• WHAT YOU ARE ASKED TO DO
Gather every line from the entries below that includes "name".

[Start INFORMATION GIVEN]

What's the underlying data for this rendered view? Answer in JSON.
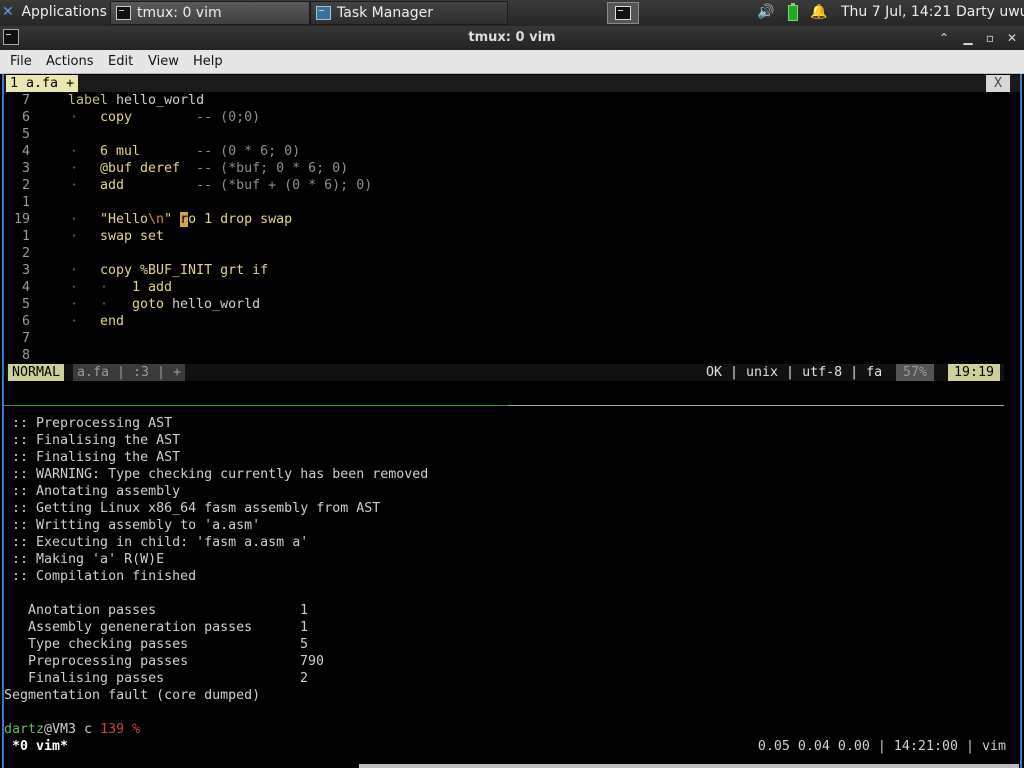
{
  "panel": {
    "applications": "Applications",
    "tasks": [
      {
        "label": "tmux: 0 vim"
      },
      {
        "label": "Task Manager"
      }
    ],
    "clock": "Thu  7 Jul, 14:21",
    "user": "Darty uwu"
  },
  "window": {
    "title": "tmux: 0 vim",
    "menu": [
      "File",
      "Actions",
      "Edit",
      "View",
      "Help"
    ]
  },
  "vim": {
    "tab_label": "1 a.fa +",
    "tab_close": "X",
    "lines": [
      {
        "num": "7",
        "indent": 0,
        "tokens": [
          {
            "t": "label",
            "c": "kw2"
          },
          {
            "t": " hello_world",
            "c": ""
          }
        ]
      },
      {
        "num": "6",
        "indent": 1,
        "tokens": [
          {
            "t": "copy",
            "c": "kw"
          },
          {
            "t": "        -- (0;0)",
            "c": "cm"
          }
        ]
      },
      {
        "num": "5",
        "indent": 0,
        "tokens": []
      },
      {
        "num": "4",
        "indent": 1,
        "tokens": [
          {
            "t": "6 mul",
            "c": "kw"
          },
          {
            "t": "       -- (0 * 6; 0)",
            "c": "cm"
          }
        ]
      },
      {
        "num": "3",
        "indent": 1,
        "tokens": [
          {
            "t": "@buf deref",
            "c": "kw"
          },
          {
            "t": "  -- (*buf; 0 * 6; 0)",
            "c": "cm"
          }
        ]
      },
      {
        "num": "2",
        "indent": 1,
        "tokens": [
          {
            "t": "add",
            "c": "kw"
          },
          {
            "t": "         -- (*buf + (0 * 6); 0)",
            "c": "cm"
          }
        ]
      },
      {
        "num": "1",
        "indent": 0,
        "tokens": []
      },
      {
        "num": "19",
        "indent": 1,
        "tokens": [
          {
            "t": "\"Hello",
            "c": "st"
          },
          {
            "t": "\\n",
            "c": "esc"
          },
          {
            "t": "\" ",
            "c": "st"
          },
          {
            "t": "r",
            "c": "cursor"
          },
          {
            "t": "o 1 drop swap",
            "c": "kw"
          }
        ]
      },
      {
        "num": "1",
        "indent": 1,
        "tokens": [
          {
            "t": "swap set",
            "c": "kw"
          }
        ]
      },
      {
        "num": "2",
        "indent": 0,
        "tokens": []
      },
      {
        "num": "3",
        "indent": 1,
        "tokens": [
          {
            "t": "copy %BUF_INIT grt if",
            "c": "kw"
          }
        ]
      },
      {
        "num": "4",
        "indent": 2,
        "tokens": [
          {
            "t": "1 add",
            "c": "kw"
          }
        ]
      },
      {
        "num": "5",
        "indent": 2,
        "tokens": [
          {
            "t": "goto",
            "c": "kw"
          },
          {
            "t": " hello_world",
            "c": ""
          }
        ]
      },
      {
        "num": "6",
        "indent": 1,
        "tokens": [
          {
            "t": "end",
            "c": "kw"
          }
        ]
      },
      {
        "num": "7",
        "indent": 0,
        "tokens": []
      },
      {
        "num": "8",
        "indent": 0,
        "tokens": []
      }
    ],
    "status": {
      "mode": "NORMAL",
      "file": "a.fa | :3 | +",
      "right": "OK | unix | utf-8 | fa",
      "percent": "57%",
      "position": "19:19"
    }
  },
  "output": {
    "lines": [
      ":: Preprocessing AST",
      ":: Finalising the AST",
      ":: Finalising the AST",
      ":: WARNING: Type checking currently has been removed",
      ":: Anotating assembly",
      ":: Getting Linux x86_64 fasm assembly from AST",
      ":: Writting assembly to 'a.asm'",
      ":: Executing in child: 'fasm a.asm a'",
      ":: Making 'a' R(W)E",
      ":: Compilation finished"
    ],
    "stats": [
      {
        "name": "Anotation passes",
        "value": "1"
      },
      {
        "name": "Assembly geneneration passes",
        "value": "1"
      },
      {
        "name": "Type checking passes",
        "value": "5"
      },
      {
        "name": "Preprocessing passes",
        "value": "790"
      },
      {
        "name": "Finalising passes",
        "value": "2"
      }
    ],
    "segfault": "Segmentation fault (core dumped)",
    "prompt": {
      "user": "dartz",
      "host": "@VM3 c ",
      "code": "139",
      "suffix": " %"
    }
  },
  "tmux": {
    "window": "*0 vim*",
    "right": "0.05 0.04 0.00 | 14:21:00 | vim"
  }
}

[End INFORMATION GIVEN]

• EXPECTED ANSWER
        "name": "Anotation passes",
        "name": "Assembly geneneration passes",
        "name": "Type checking passes",
        "name": "Preprocessing passes",
        "name": "Finalising passes",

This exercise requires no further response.